Written instruction:
Only the lines from the one containing "What text is on this page?" through the end of the entries should be returned, exactly as they are, with the pictures omitted.

-- -- --

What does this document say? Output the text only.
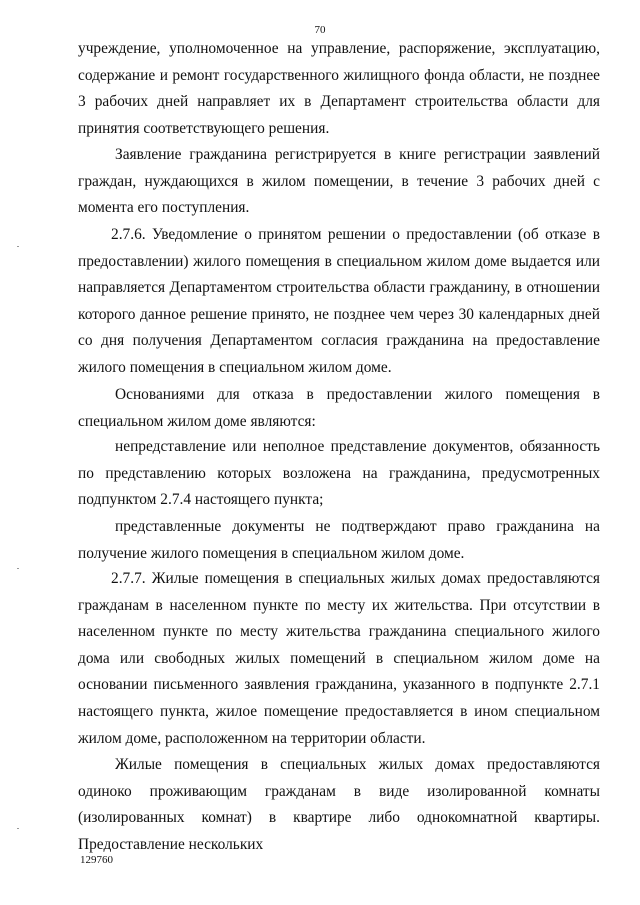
70

учреждение, уполномоченное на управление, распоряжение, эксплуатацию, содержание и ремонт государственного жилищного фонда области, не позднее 3 рабочих дней направляет их в Департамент строительства области для принятия соответствующего решения.

Заявление гражданина регистрируется в книге регистрации заявлений граждан, нуждающихся в жилом помещении, в течение 3 рабочих дней с момента его поступления.

2.7.6. Уведомление о принятом решении о предоставлении (об отказе в предоставлении) жилого помещения в специальном жилом доме выдается или направляется Департаментом строительства области гражданину, в отношении которого данное решение принято, не позднее чем через 30 календарных дней со дня получения Департаментом согласия гражданина на предоставление жилого помещения в специальном жилом доме.

Основаниями для отказа в предоставлении жилого помещения в специальном жилом доме являются:

непредставление или неполное представление документов, обязанность по представлению которых возложена на гражданина, предусмотренных подпунктом 2.7.4 настоящего пункта;

представленные документы не подтверждают право гражданина на получение жилого помещения в специальном жилом доме.

2.7.7. Жилые помещения в специальных жилых домах предоставляются гражданам в населенном пункте по месту их жительства. При отсутствии в населенном пункте по месту жительства гражданина специального жилого дома или свободных жилых помещений в специальном жилом доме на основании письменного заявления гражданина, указанного в подпункте 2.7.1 настоящего пункта, жилое помещение предоставляется в ином специальном жилом доме, расположенном на территории области.

Жилые помещения в специальных жилых домах предоставляются одиноко проживающим гражданам в виде изолированной комнаты (изолированных комнат) в квартире либо однокомнатной квартиры. Предоставление нескольких

129760
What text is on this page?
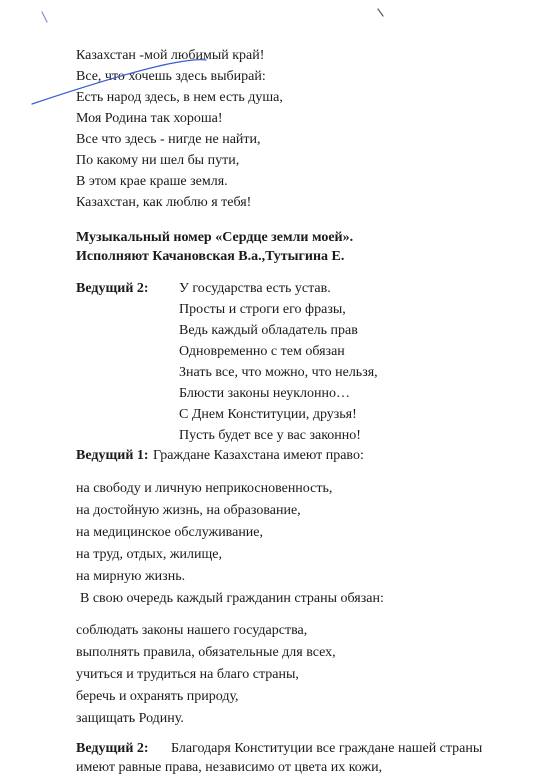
Казахстан -мой любимый край!
Все, что хочешь здесь выбирай:
Есть народ здесь, в нем есть душа,
Моя Родина так хороша!
Все что здесь - нигде не найти,
По какому ни шел бы пути,
В этом крае краше земля.
Казахстан, как люблю я тебя!
Музыкальный номер «Сердце земли моей».
Исполняют Качановская В.а.,Тутыгина Е.
Ведущий 2: У государства есть устав.
Просты и строги его фразы,
Ведь каждый обладатель прав
Одновременно с тем обязан
Знать все, что можно, что нельзя,
Блюсти законы неуклонно…
С Днем Конституции, друзья!
Пусть будет все у вас законно!
Ведущий 1: Граждане Казахстана имеют право:
на свободу и личную неприкосновенность,
на достойную жизнь, на образование,
на медицинское обслуживание,
на труд, отдых, жилище,
на мирную жизнь.
В свою очередь каждый гражданин страны обязан:
соблюдать законы нашего государства,
выполнять правила, обязательные для всех,
учиться и трудиться на благо страны,
беречь и охранять природу,
защищать Родину.
Ведущий 2: Благодаря Конституции все граждане нашей страны
имеют равные права, независимо от цвета их кожи,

-- -- --

The answer:
What text is on this page?
Казахстан -мой любимый край!
Все, что хочешь здесь выбирай:
Есть народ здесь, в нем есть душа,
Моя Родина так хороша!
Все что здесь - нигде не найти,
По какому ни шел бы пути,
В этом крае краше земля.
Казахстан, как люблю я тебя!
Музыкальный номер «Сердце земли моей».
Исполняют Качановская В.а.,Тутыгина Е.
Ведущий 2: У государства есть устав.
Просты и строги его фразы,
Ведь каждый обладатель прав
Одновременно с тем обязан
Знать все, что можно, что нельзя,
Блюсти законы неуклонно…
С Днем Конституции, друзья!
Пусть будет все у вас законно!
Ведущий 1: Граждане Казахстана имеют право:
на свободу и личную неприкосновенность,
на достойную жизнь, на образование,
на медицинское обслуживание,
на труд, отдых, жилище,
на мирную жизнь.
В свою очередь каждый гражданин страны обязан:
соблюдать законы нашего государства,
выполнять правила, обязательные для всех,
учиться и трудиться на благо страны,
беречь и охранять природу,
защищать Родину.
Ведущий 2: Благодаря Конституции все граждане нашей страны
имеют равные права, независимо от цвета их кожи,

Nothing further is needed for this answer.